Find the lines below that contain the string "size". Copy each one.

== == ==

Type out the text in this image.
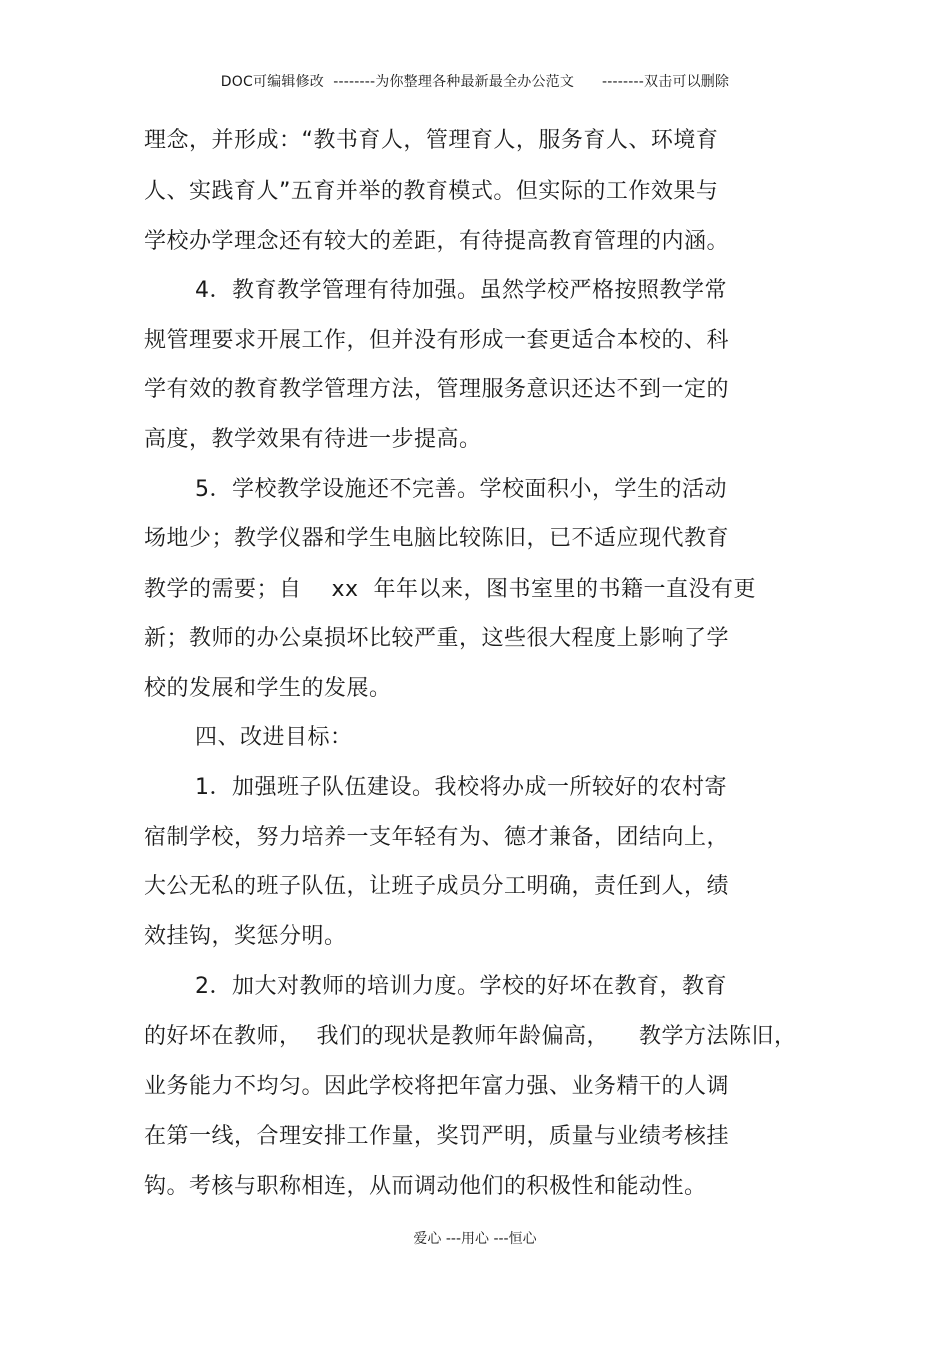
DOC可编辑修改  --------为你整理各种最新最全办公范文      --------双击可以删除
理念，并形成：“教书育人，管理育人，服务育人、环境育
人、实践育人”五育并举的教育模式。但实际的工作效果与
学校办学理念还有较大的差距，有待提高教育管理的内涵。
4．教育教学管理有待加强。虽然学校严格按照教学常
规管理要求开展工作，但并没有形成一套更适合本校的、科
学有效的教育教学管理方法，管理服务意识还达不到一定的
高度，教学效果有待进一步提高。
5．学校教学设施还不完善。学校面积小，学生的活动
场地少；教学仪器和学生电脑比较陈旧，已不适应现代教育
教学的需要；自    xx  年年以来，图书室里的书籍一直没有更
新；教师的办公桌损坏比较严重，这些很大程度上影响了学
校的发展和学生的发展。
四、改进目标：
1．加强班子队伍建设。我校将办成一所较好的农村寄
宿制学校，努力培养一支年轻有为、德才兼备，团结向上，
大公无私的班子队伍，让班子成员分工明确，责任到人，绩
效挂钩，奖惩分明。
2．加大对教师的培训力度。学校的好坏在教育，教育
的好坏在教师，  我们的现状是教师年龄偏高，    教学方法陈旧，
业务能力不均匀。因此学校将把年富力强、业务精干的人调
在第一线，合理安排工作量，奖罚严明，质量与业绩考核挂
钩。考核与职称相连，从而调动他们的积极性和能动性。
爱心 ---用心 ---恒心
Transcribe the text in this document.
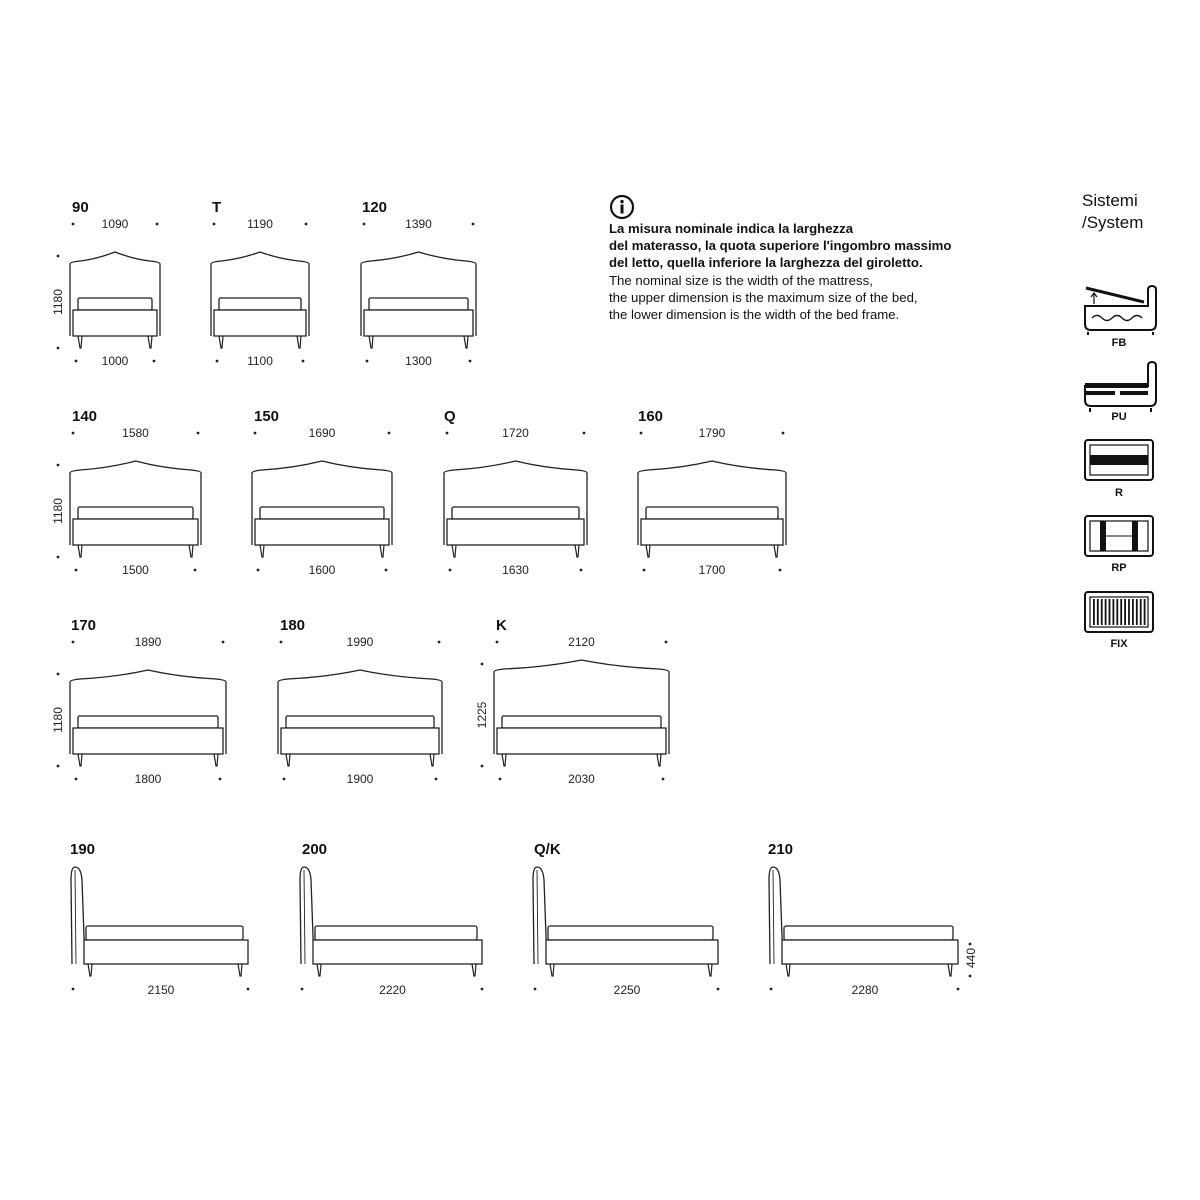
La misura nominale indica la larghezza
del materasso, la quota superiore l'ingombro massimo
del letto, quella inferiore la larghezza del giroletto.
The nominal size is the width of the mattress,
the upper dimension is the maximum size of the bed,
the lower dimension is the width of the bed frame.
Sistemi
/System
FB
PU
R
RP
FIX
90
1090
1000
1180
T
1190
1100
120
1390
1300
140
1580
1500
1180
150
1690
1600
Q
1720
1630
160
1790
1700
170
1890
1800
1180
180
1990
1900
K
2120
2030
1225
190
2150
200
2220
Q/K
2250
210
2280
440
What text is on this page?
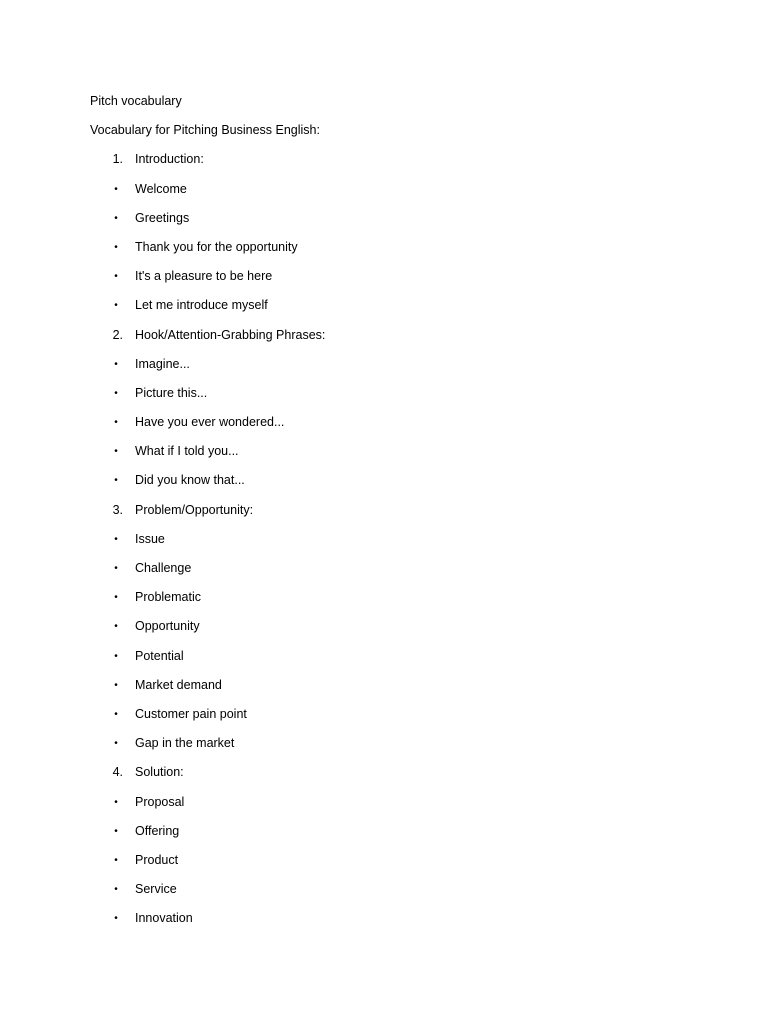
Pitch vocabulary
Vocabulary for Pitching Business English:
1. Introduction:
• Welcome
• Greetings
• Thank you for the opportunity
• It's a pleasure to be here
• Let me introduce myself
2. Hook/Attention-Grabbing Phrases:
• Imagine...
• Picture this...
• Have you ever wondered...
• What if I told you...
• Did you know that...
3. Problem/Opportunity:
• Issue
• Challenge
• Problematic
• Opportunity
• Potential
• Market demand
• Customer pain point
• Gap in the market
4. Solution:
• Proposal
• Offering
• Product
• Service
• Innovation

== == ==

» WRITTEN SOLUTION:
The nominal size is the width of the mattress,
the upper dimension is the maximum size of the bed,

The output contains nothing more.